Objective – The entries below contain pictures. Retype everything except those pictures, exactly as given.

Records for processing –
________________________
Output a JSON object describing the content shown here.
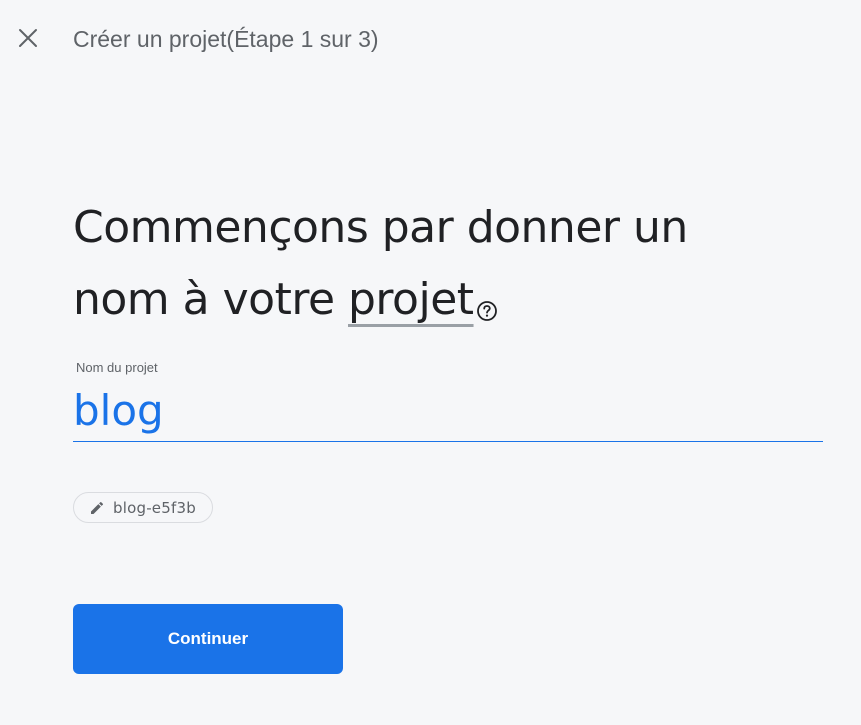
{
  "header": {
    "title": "Créer un projet(Étape 1 sur 3)",
    "close_icon": "close-icon"
  },
  "main": {
    "heading_line1": "Commençons par donner un",
    "heading_line2_prefix": "nom à votre ",
    "heading_line2_term": "projet",
    "help_icon": "help-circle-icon"
  },
  "project_name_field": {
    "label": "Nom du projet",
    "value": "blog"
  },
  "project_id_chip": {
    "icon": "pencil-icon",
    "value": "blog-e5f3b"
  },
  "actions": {
    "continue_label": "Continuer"
  },
  "colors": {
    "accent": "#1a73e8",
    "background": "#f6f7f9",
    "heading_text": "#202124",
    "secondary_text": "#5f6368"
  }
}
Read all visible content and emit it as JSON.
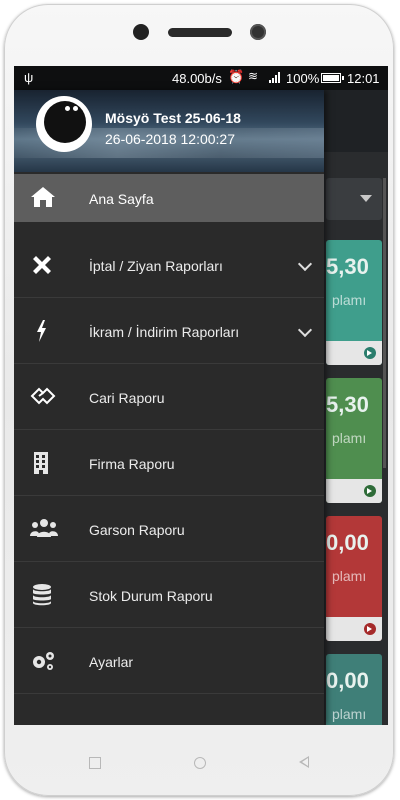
{
  "status_bar": {
    "network_speed": "48.00b/s",
    "battery_percent": "100%",
    "time": "12:01",
    "icons": [
      "usb-icon",
      "alarm-icon",
      "wifi-icon",
      "signal-icon",
      "battery-icon"
    ]
  },
  "drawer": {
    "header": {
      "user_name": "Mösyö Test 25-06-18",
      "datetime": "26-06-2018 12:00:27",
      "logo_icon": "app-logo-icon"
    },
    "items": [
      {
        "label": "Ana Sayfa",
        "icon": "home-icon",
        "active": true,
        "expandable": false
      },
      {
        "label": "İptal / Ziyan Raporları",
        "icon": "close-x-icon",
        "active": false,
        "expandable": true
      },
      {
        "label": "İkram / İndirim Raporları",
        "icon": "lightning-icon",
        "active": false,
        "expandable": true
      },
      {
        "label": "Cari Raporu",
        "icon": "handshake-icon",
        "active": false,
        "expandable": false
      },
      {
        "label": "Firma Raporu",
        "icon": "building-icon",
        "active": false,
        "expandable": false
      },
      {
        "label": "Garson Raporu",
        "icon": "users-icon",
        "active": false,
        "expandable": false
      },
      {
        "label": "Stok Durum Raporu",
        "icon": "database-icon",
        "active": false,
        "expandable": false
      },
      {
        "label": "Ayarlar",
        "icon": "gears-icon",
        "active": false,
        "expandable": false
      }
    ]
  },
  "background_cards": [
    {
      "amount_fragment": "5,30",
      "sub_fragment": "plamı",
      "color": "#3f9e8c",
      "arrow_color": "#2a7d6c"
    },
    {
      "amount_fragment": "5,30",
      "sub_fragment": "plamı",
      "color": "#4f8e4f",
      "arrow_color": "#2e6b38"
    },
    {
      "amount_fragment": "0,00",
      "sub_fragment": "plamı",
      "color": "#b33838",
      "arrow_color": "#a52a2a"
    },
    {
      "amount_fragment": "0,00",
      "sub_fragment": "plamı",
      "color": "#3f7f78",
      "arrow_color": "#2a7d6c"
    }
  ],
  "colors": {
    "drawer_bg": "#2a2a2a",
    "active_item_bg": "#5e5e5e",
    "status_bar_bg": "#0e0f10"
  }
}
________________________
Exercise answer –
Output a JSON object describing the content shown here.
{
  "header": {
    "title": "Créer un projet(Étape 1 sur 3)",
    "close_icon": "close-icon"
  },
  "main": {
    "heading_line1": "Commençons par donner un",
    "heading_line2_prefix": "nom à votre ",
    "heading_line2_term": "projet",
    "help_icon": "help-circle-icon"
  },
  "project_name_field": {
    "label": "Nom du projet",
    "value": "blog"
  },
  "project_id_chip": {
    "icon": "pencil-icon",
    "value": "blog-e5f3b"
  },
  "actions": {
    "continue_label": "Continuer"
  },
  "colors": {
    "accent": "#1a73e8",
    "background": "#f6f7f9",
    "heading_text": "#202124",
    "secondary_text": "#5f6368"
  }
}
Read all visible content and emit it as JSON.
{
  "status_bar": {
    "network_speed": "48.00b/s",
    "battery_percent": "100%",
    "time": "12:01",
    "icons": [
      "usb-icon",
      "alarm-icon",
      "wifi-icon",
      "signal-icon",
      "battery-icon"
    ]
  },
  "drawer": {
    "header": {
      "user_name": "Mösyö Test 25-06-18",
      "datetime": "26-06-2018 12:00:27",
      "logo_icon": "app-logo-icon"
    },
    "items": [
      {
        "label": "Ana Sayfa",
        "icon": "home-icon",
        "active": true,
        "expandable": false
      },
      {
        "label": "İptal / Ziyan Raporları",
        "icon": "close-x-icon",
        "active": false,
        "expandable": true
      },
      {
        "label": "İkram / İndirim Raporları",
        "icon": "lightning-icon",
        "active": false,
        "expandable": true
      },
      {
        "label": "Cari Raporu",
        "icon": "handshake-icon",
        "active": false,
        "expandable": false
      },
      {
        "label": "Firma Raporu",
        "icon": "building-icon",
        "active": false,
        "expandable": false
      },
      {
        "label": "Garson Raporu",
        "icon": "users-icon",
        "active": false,
        "expandable": false
      },
      {
        "label": "Stok Durum Raporu",
        "icon": "database-icon",
        "active": false,
        "expandable": false
      },
      {
        "label": "Ayarlar",
        "icon": "gears-icon",
        "active": false,
        "expandable": false
      }
    ]
  },
  "background_cards": [
    {
      "amount_fragment": "5,30",
      "sub_fragment": "plamı",
      "color": "#3f9e8c",
      "arrow_color": "#2a7d6c"
    },
    {
      "amount_fragment": "5,30",
      "sub_fragment": "plamı",
      "color": "#4f8e4f",
      "arrow_color": "#2e6b38"
    },
    {
      "amount_fragment": "0,00",
      "sub_fragment": "plamı",
      "color": "#b33838",
      "arrow_color": "#a52a2a"
    },
    {
      "amount_fragment": "0,00",
      "sub_fragment": "plamı",
      "color": "#3f7f78",
      "arrow_color": "#2a7d6c"
    }
  ],
  "colors": {
    "drawer_bg": "#2a2a2a",
    "active_item_bg": "#5e5e5e",
    "status_bar_bg": "#0e0f10"
  }
}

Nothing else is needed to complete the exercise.